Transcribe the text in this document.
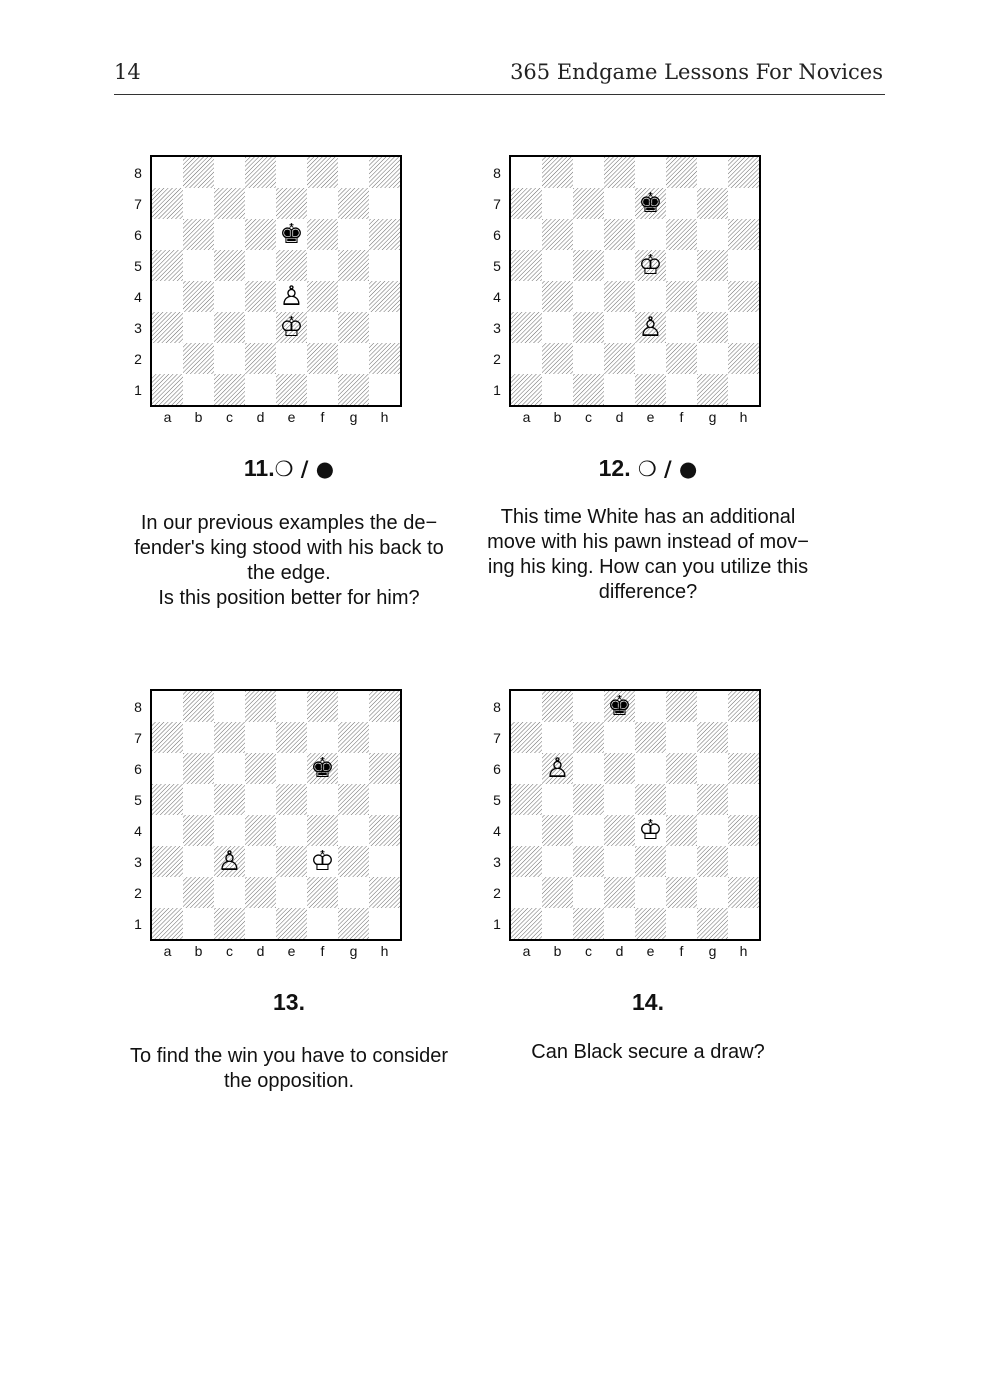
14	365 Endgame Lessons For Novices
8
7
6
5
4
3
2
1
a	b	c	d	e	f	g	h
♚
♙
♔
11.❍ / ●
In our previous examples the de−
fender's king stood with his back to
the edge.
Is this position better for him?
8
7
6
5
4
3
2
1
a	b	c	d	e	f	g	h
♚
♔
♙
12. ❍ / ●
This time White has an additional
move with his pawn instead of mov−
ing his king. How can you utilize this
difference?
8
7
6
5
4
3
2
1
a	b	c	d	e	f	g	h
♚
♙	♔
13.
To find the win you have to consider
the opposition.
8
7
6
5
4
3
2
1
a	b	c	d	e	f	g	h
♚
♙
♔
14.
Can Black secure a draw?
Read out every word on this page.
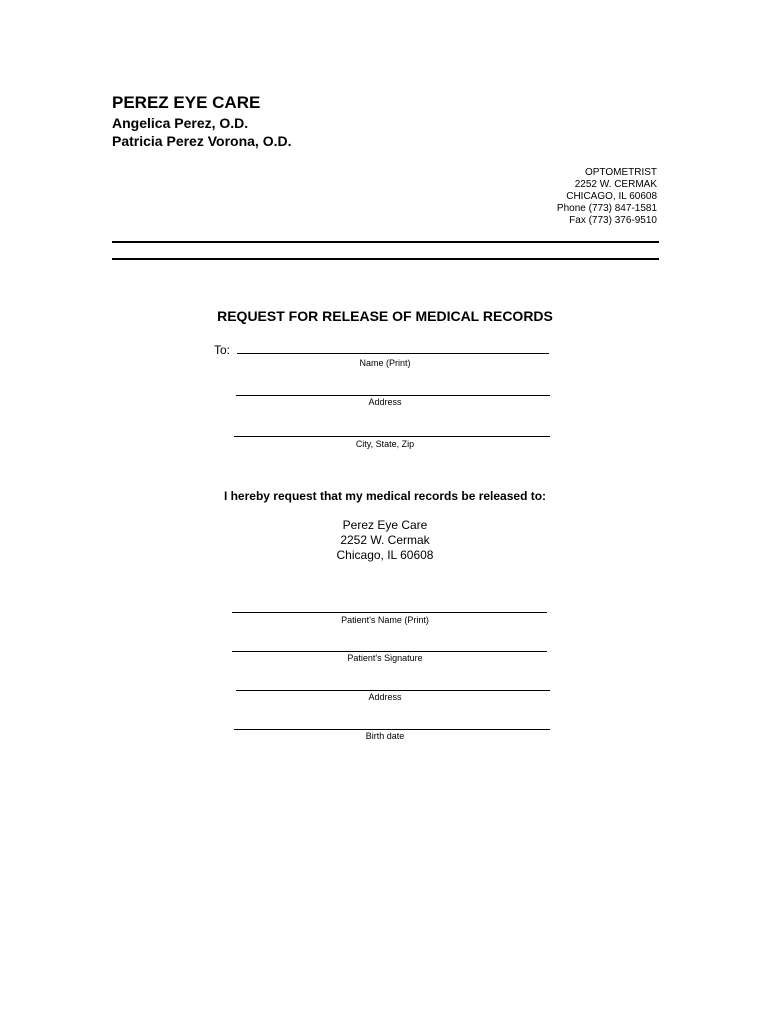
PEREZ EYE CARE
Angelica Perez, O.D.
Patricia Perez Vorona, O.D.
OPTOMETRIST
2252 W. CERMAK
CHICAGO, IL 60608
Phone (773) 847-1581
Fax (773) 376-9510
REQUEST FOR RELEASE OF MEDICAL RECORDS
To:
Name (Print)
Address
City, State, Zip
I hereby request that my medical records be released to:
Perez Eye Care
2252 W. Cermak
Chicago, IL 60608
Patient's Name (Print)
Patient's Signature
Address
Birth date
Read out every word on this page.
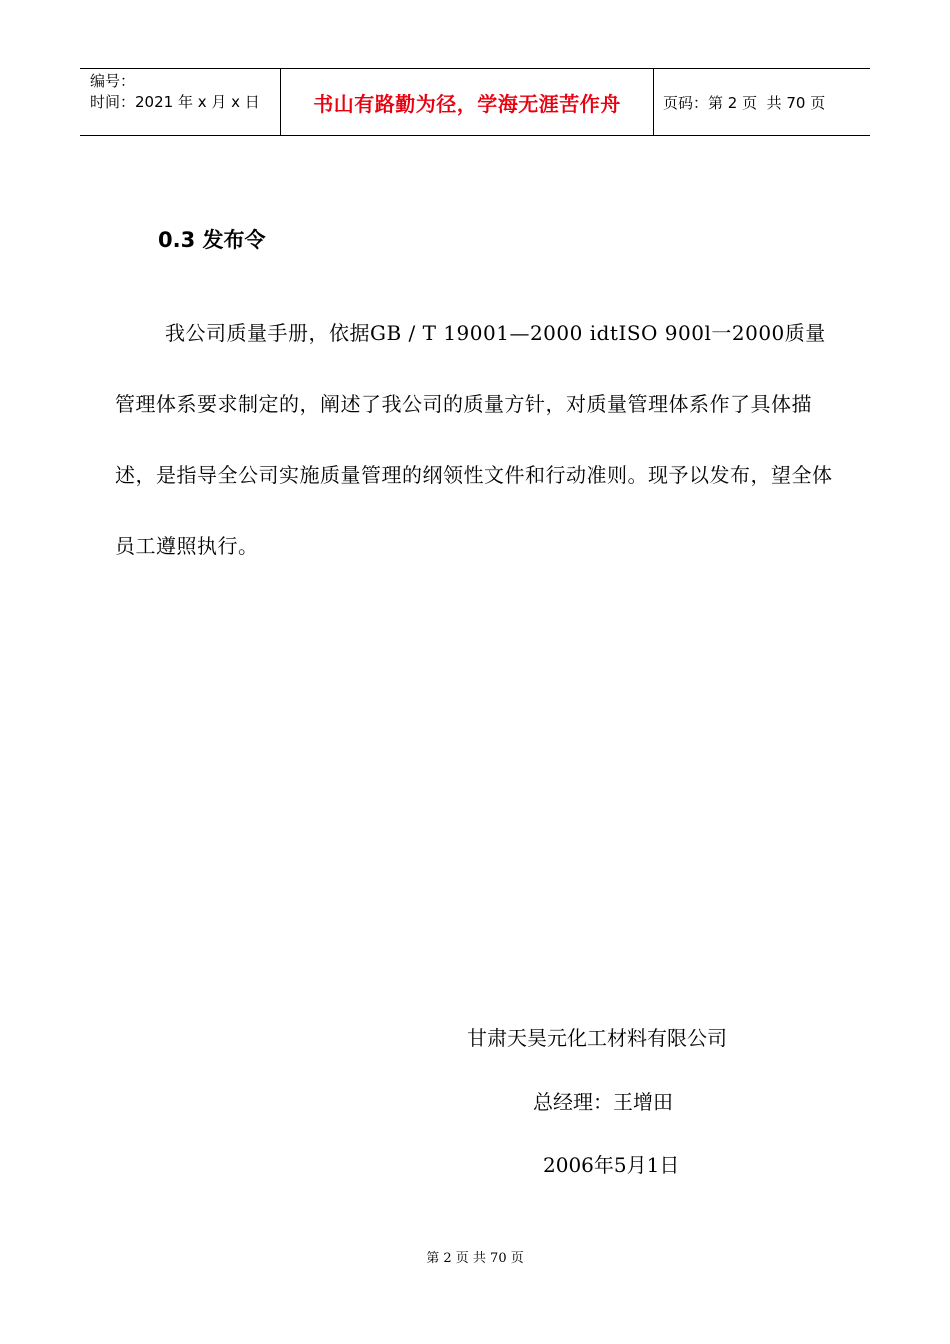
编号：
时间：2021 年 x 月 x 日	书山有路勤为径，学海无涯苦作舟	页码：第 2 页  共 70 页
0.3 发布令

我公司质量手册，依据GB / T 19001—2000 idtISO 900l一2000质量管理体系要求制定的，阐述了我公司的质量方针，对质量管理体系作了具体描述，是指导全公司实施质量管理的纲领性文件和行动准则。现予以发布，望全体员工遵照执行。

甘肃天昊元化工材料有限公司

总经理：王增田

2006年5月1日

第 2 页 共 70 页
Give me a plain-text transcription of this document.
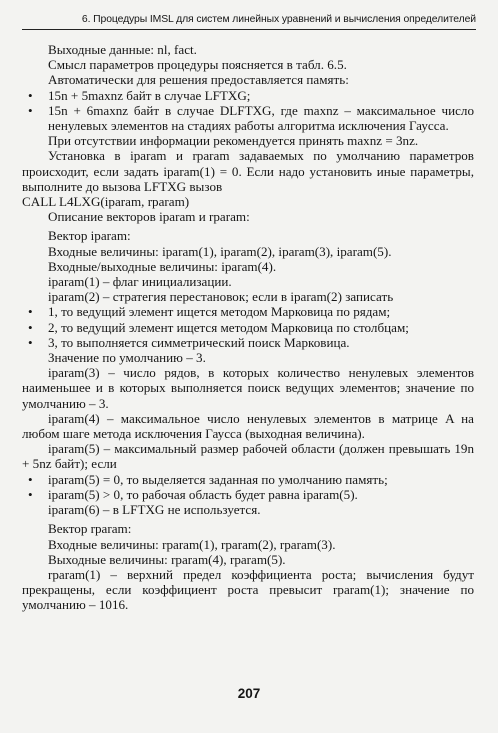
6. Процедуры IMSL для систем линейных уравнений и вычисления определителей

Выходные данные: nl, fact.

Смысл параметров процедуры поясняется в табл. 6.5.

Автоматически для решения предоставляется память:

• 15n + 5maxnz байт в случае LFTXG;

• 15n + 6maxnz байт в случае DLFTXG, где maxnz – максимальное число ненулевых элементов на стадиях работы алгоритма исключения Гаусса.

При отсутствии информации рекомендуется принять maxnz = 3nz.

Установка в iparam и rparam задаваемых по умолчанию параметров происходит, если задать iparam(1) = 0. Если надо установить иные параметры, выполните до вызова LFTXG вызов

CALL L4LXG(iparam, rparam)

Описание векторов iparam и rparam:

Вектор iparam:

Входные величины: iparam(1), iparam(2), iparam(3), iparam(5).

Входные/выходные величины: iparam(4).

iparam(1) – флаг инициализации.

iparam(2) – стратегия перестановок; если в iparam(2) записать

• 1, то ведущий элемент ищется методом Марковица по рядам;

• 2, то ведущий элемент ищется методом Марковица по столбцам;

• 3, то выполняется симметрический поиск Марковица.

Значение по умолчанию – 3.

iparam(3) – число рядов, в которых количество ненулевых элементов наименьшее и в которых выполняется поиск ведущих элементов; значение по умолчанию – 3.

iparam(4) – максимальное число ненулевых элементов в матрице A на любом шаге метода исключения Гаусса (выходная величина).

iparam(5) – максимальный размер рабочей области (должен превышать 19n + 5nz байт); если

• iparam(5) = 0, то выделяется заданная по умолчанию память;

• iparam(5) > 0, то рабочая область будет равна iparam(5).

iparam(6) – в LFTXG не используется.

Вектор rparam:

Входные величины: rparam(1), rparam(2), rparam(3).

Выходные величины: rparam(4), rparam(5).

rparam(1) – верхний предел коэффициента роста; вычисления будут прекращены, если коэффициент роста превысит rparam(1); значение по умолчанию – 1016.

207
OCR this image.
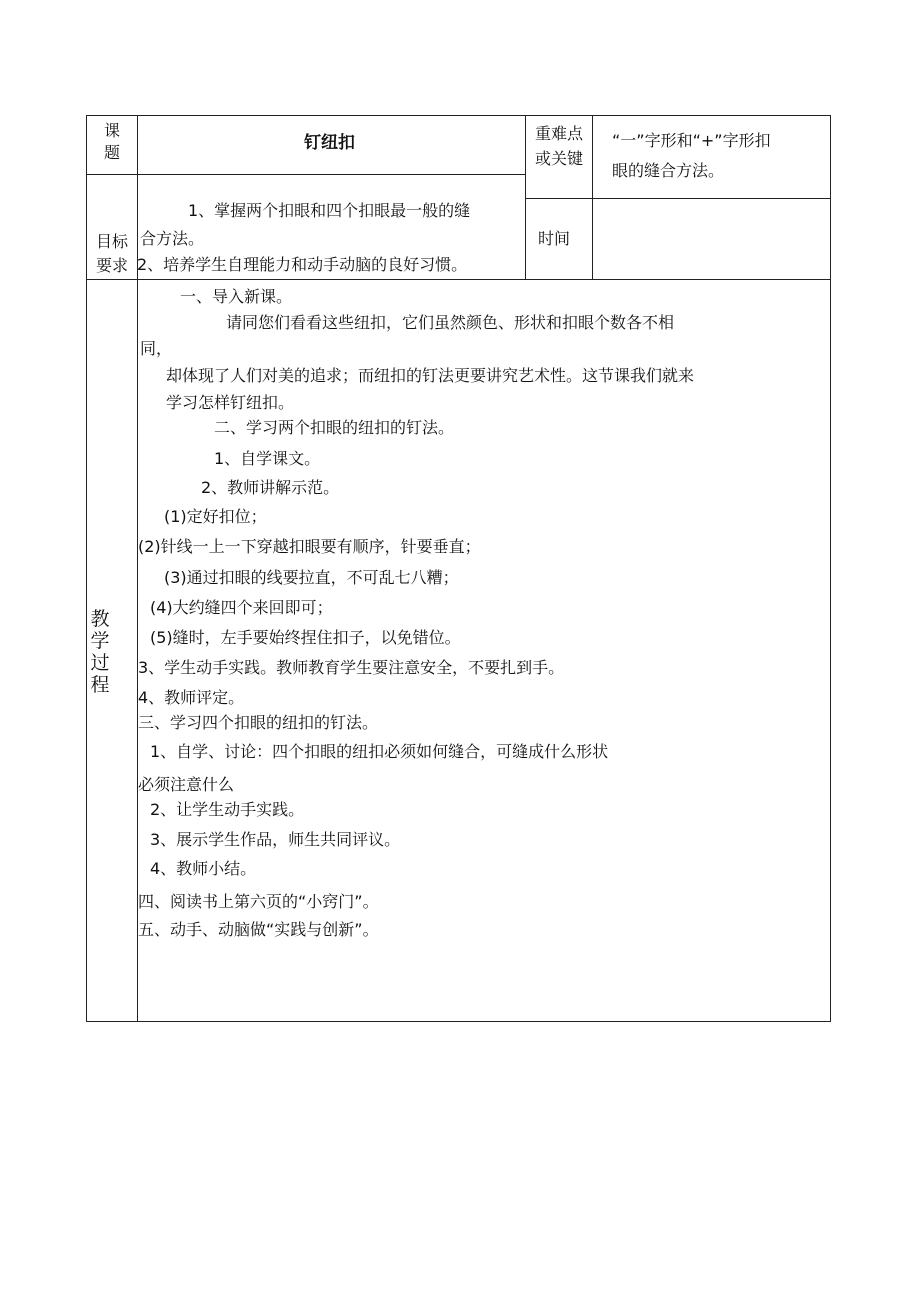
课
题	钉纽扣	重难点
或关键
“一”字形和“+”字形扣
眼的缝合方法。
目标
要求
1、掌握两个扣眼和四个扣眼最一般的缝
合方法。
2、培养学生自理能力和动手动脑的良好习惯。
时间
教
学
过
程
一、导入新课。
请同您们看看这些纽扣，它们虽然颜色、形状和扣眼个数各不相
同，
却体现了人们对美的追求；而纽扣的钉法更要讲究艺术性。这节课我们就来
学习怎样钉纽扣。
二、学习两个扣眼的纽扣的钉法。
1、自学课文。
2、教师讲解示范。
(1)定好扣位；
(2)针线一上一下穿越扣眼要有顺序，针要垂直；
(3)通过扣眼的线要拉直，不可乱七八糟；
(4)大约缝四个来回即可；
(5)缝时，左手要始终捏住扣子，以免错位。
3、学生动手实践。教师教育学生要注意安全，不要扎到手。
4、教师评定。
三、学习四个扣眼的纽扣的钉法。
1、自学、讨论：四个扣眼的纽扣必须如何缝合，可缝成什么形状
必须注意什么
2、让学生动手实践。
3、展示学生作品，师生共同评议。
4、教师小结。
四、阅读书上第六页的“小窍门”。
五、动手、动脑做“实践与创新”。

* _What you will do_
Every line above should be returned word for word, with the pictures left behind.

* _Solution_
Transcribe the text in this document.
14	365 Endgame Lessons For Novices
8
7
6
5
4
3
2
1
a	b	c	d	e	f	g	h
♚
♙
♔
11.❍ / ●
In our previous examples the de−
fender's king stood with his back to
the edge.
Is this position better for him?
8
7
6
5
4
3
2
1
a	b	c	d	e	f	g	h
♚
♔
♙
12. ❍ / ●
This time White has an additional
move with his pawn instead of mov−
ing his king. How can you utilize this
difference?
8
7
6
5
4
3
2
1
a	b	c	d	e	f	g	h
♚
♙	♔
13.
To find the win you have to consider
the opposition.
8
7
6
5
4
3
2
1
a	b	c	d	e	f	g	h
♚
♙
♔
14.
Can Black secure a draw?
Read out every word on this page.
PEREZ EYE CARE
Angelica Perez, O.D.
Patricia Perez Vorona, O.D.
OPTOMETRIST
2252 W. CERMAK
CHICAGO, IL 60608
Phone (773) 847-1581
Fax (773) 376-9510
REQUEST FOR RELEASE OF MEDICAL RECORDS
To:
Name (Print)
Address
City, State, Zip
I hereby request that my medical records be released to:
Perez Eye Care
2252 W. Cermak
Chicago, IL 60608
Patient's Name (Print)
Patient's Signature
Address
Birth date
Read out every word on this page.
编号：
时间：2021 年 x 月 x 日	书山有路勤为径，学海无涯苦作舟	页码：第 2 页  共 70 页
0.3 发布令

我公司质量手册，依据GB / T 19001—2000 idtISO 900l一2000质量管理体系要求制定的，阐述了我公司的质量方针，对质量管理体系作了具体描述，是指导全公司实施质量管理的纲领性文件和行动准则。现予以发布，望全体员工遵照执行。

甘肃天昊元化工材料有限公司

总经理：王增田

2006年5月1日

第 2 页 共 70 页
Give me a plain-text transcription of this document.
6. Процедуры IMSL для систем линейных уравнений и вычисления определителей

Выходные данные: nl, fact.

Смысл параметров процедуры поясняется в табл. 6.5.

Автоматически для решения предоставляется память:

• 15n + 5maxnz байт в случае LFTXG;

• 15n + 6maxnz байт в случае DLFTXG, где maxnz – максимальное число ненулевых элементов на стадиях работы алгоритма исключения Гаусса.

При отсутствии информации рекомендуется принять maxnz = 3nz.

Установка в iparam и rparam задаваемых по умолчанию параметров происходит, если задать iparam(1) = 0. Если надо установить иные параметры, выполните до вызова LFTXG вызов

CALL L4LXG(iparam, rparam)

Описание векторов iparam и rparam:

Вектор iparam:

Входные величины: iparam(1), iparam(2), iparam(3), iparam(5).

Входные/выходные величины: iparam(4).

iparam(1) – флаг инициализации.

iparam(2) – стратегия перестановок; если в iparam(2) записать

• 1, то ведущий элемент ищется методом Марковица по рядам;

• 2, то ведущий элемент ищется методом Марковица по столбцам;

• 3, то выполняется симметрический поиск Марковица.

Значение по умолчанию – 3.

iparam(3) – число рядов, в которых количество ненулевых элементов наименьшее и в которых выполняется поиск ведущих элементов; значение по умолчанию – 3.

iparam(4) – максимальное число ненулевых элементов в матрице A на любом шаге метода исключения Гаусса (выходная величина).

iparam(5) – максимальный размер рабочей области (должен превышать 19n + 5nz байт); если

• iparam(5) = 0, то выделяется заданная по умолчанию память;

• iparam(5) > 0, то рабочая область будет равна iparam(5).

iparam(6) – в LFTXG не используется.

Вектор rparam:

Входные величины: rparam(1), rparam(2), rparam(3).

Выходные величины: rparam(4), rparam(5).

rparam(1) – верхний предел коэффициента роста; вычисления будут прекращены, если коэффициент роста превысит rparam(1); значение по умолчанию – 1016.

207
OCR this image.
课
题	钉纽扣	重难点
或关键
“一”字形和“+”字形扣
眼的缝合方法。
目标
要求
1、掌握两个扣眼和四个扣眼最一般的缝
合方法。
2、培养学生自理能力和动手动脑的良好习惯。
时间
教
学
过
程
一、导入新课。
请同您们看看这些纽扣，它们虽然颜色、形状和扣眼个数各不相
同，
却体现了人们对美的追求；而纽扣的钉法更要讲究艺术性。这节课我们就来
学习怎样钉纽扣。
二、学习两个扣眼的纽扣的钉法。
1、自学课文。
2、教师讲解示范。
(1)定好扣位；
(2)针线一上一下穿越扣眼要有顺序，针要垂直；
(3)通过扣眼的线要拉直，不可乱七八糟；
(4)大约缝四个来回即可；
(5)缝时，左手要始终捏住扣子，以免错位。
3、学生动手实践。教师教育学生要注意安全，不要扎到手。
4、教师评定。
三、学习四个扣眼的纽扣的钉法。
1、自学、讨论：四个扣眼的纽扣必须如何缝合，可缝成什么形状
必须注意什么
2、让学生动手实践。
3、展示学生作品，师生共同评议。
4、教师小结。
四、阅读书上第六页的“小窍门”。
五、动手、动脑做“实践与创新”。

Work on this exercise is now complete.